▶ **WHAT TO DO**: Find the lines that contain the word "only" and copy each one.
>>>>>
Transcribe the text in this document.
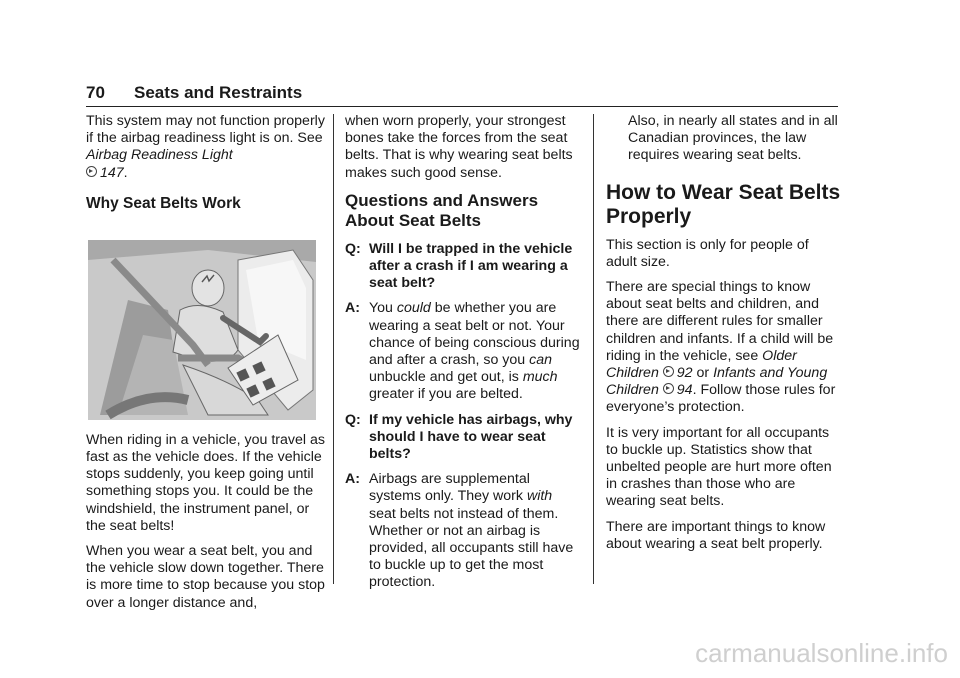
70 Seats and Restraints

This system may not function properly if the airbag readiness light is on. See Airbag Readiness Light
147.

Why Seat Belts Work

When riding in a vehicle, you travel as fast as the vehicle does. If the vehicle stops suddenly, you keep going until something stops you. It could be the windshield, the instrument panel, or the seat belts!

When you wear a seat belt, you and the vehicle slow down together. There is more time to stop because you stop over a longer distance and,

when worn properly, your strongest bones take the forces from the seat belts. That is why wearing seat belts makes such good sense.

Questions and Answers About Seat Belts
Q: Will I be trapped in the vehicle after a crash if I am wearing a seat belt?
A: You could be whether you are wearing a seat belt or not. Your chance of being conscious during and after a crash, so you can unbuckle and get out, is much greater if you are belted.
Q: If my vehicle has airbags, why should I have to wear seat belts?
A: Airbags are supplemental systems only. They work with seat belts not instead of them. Whether or not an airbag is provided, all occupants still have to buckle up to get the most protection.

Also, in nearly all states and in all Canadian provinces, the law requires wearing seat belts.

How to Wear Seat Belts Properly

This section is only for people of adult size.

There are special things to know about seat belts and children, and there are different rules for smaller children and infants. If a child will be riding in the vehicle, see Older Children 92 or Infants and Young Children 94. Follow those rules for everyone’s protection.

It is very important for all occupants to buckle up. Statistics show that unbelted people are hurt more often in crashes than those who are wearing seat belts.

There are important things to know about wearing a seat belt properly.

carmanualsonline.info
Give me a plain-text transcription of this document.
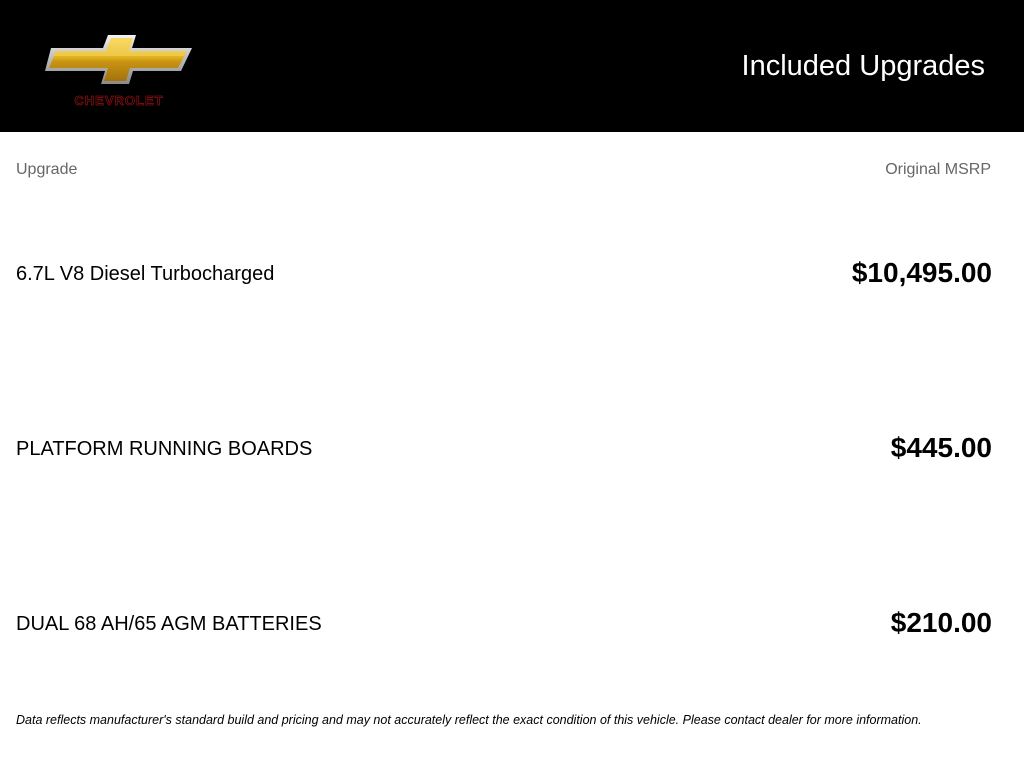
CHEVROLET
Included Upgrades
Upgrade	Original MSRP
6.7L V8 Diesel Turbocharged	$10,495.00
PLATFORM RUNNING BOARDS	$445.00
DUAL 68 AH/65 AGM BATTERIES	$210.00
Data reflects manufacturer's standard build and pricing and may not accurately reflect the exact condition of this vehicle. Please contact dealer for more information.
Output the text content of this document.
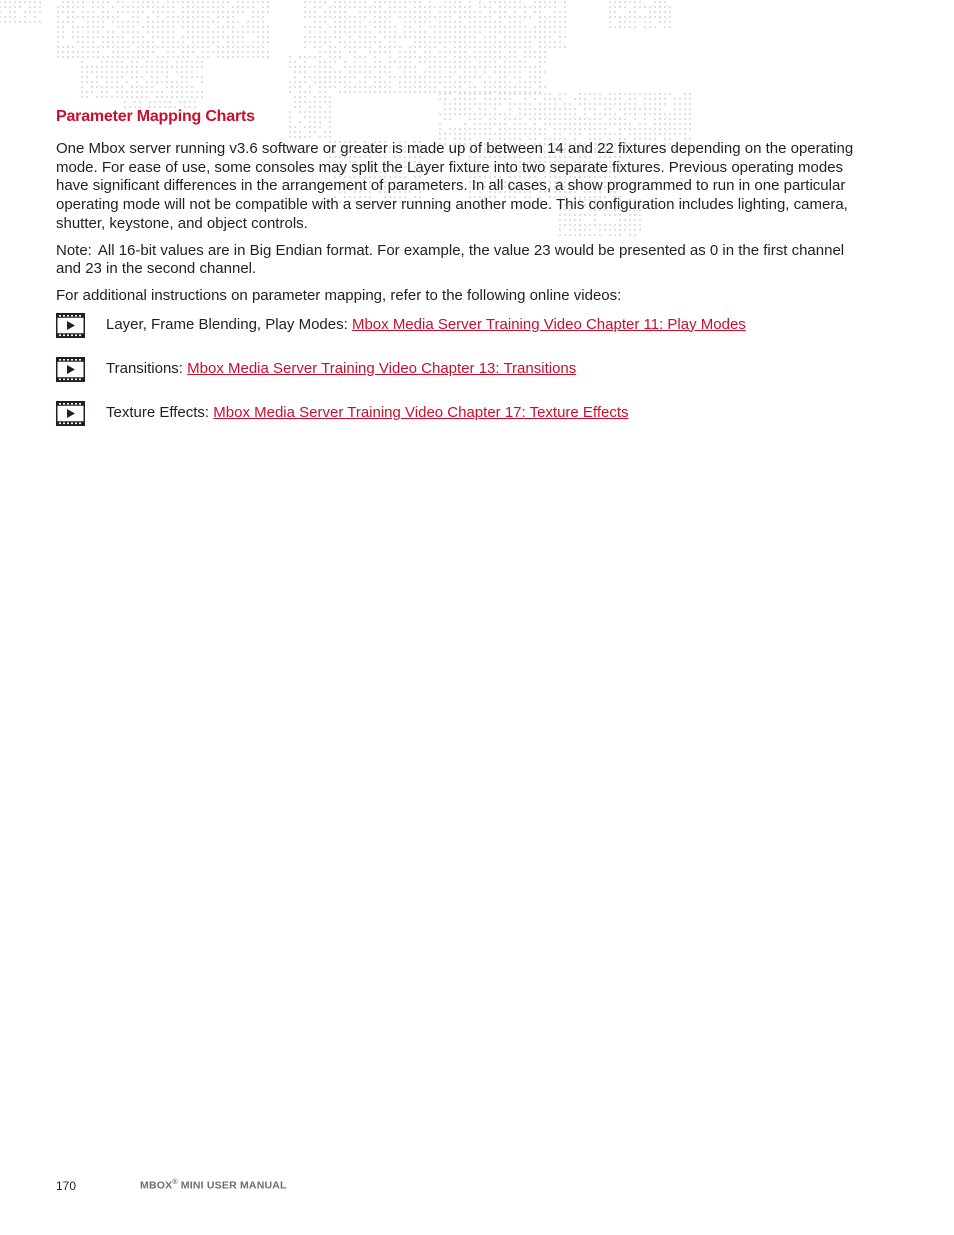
Parameter Mapping Charts

One Mbox server running v3.6 software or greater is made up of between 14 and 22 fixtures depending on the operating mode. For ease of use, some consoles may split the Layer fixture into two separate fixtures. Previous operating modes have significant differences in the arrangement of parameters. In all cases, a show programmed to run in one particular operating mode will not be compatible with a server running another mode. This configuration includes lighting, camera, shutter, keystone, and object controls.

Note: All 16-bit values are in Big Endian format. For example, the value 23 would be presented as 0 in the first channel and 23 in the second channel.

For additional instructions on parameter mapping, refer to the following online videos:

Layer, Frame Blending, Play Modes: Mbox Media Server Training Video Chapter 11: Play Modes
Transitions: Mbox Media Server Training Video Chapter 13: Transitions
Texture Effects: Mbox Media Server Training Video Chapter 17: Texture Effects
170	MBOX® MINI USER MANUAL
<<<<<
▶ **FINAL RESULT**:
A: Airbags are supplemental systems only. They work with seat belts not instead of them. Whether or not an airbag is provided, all occupants still have to buckle up to get the most protection.
This section is only for people of adult size.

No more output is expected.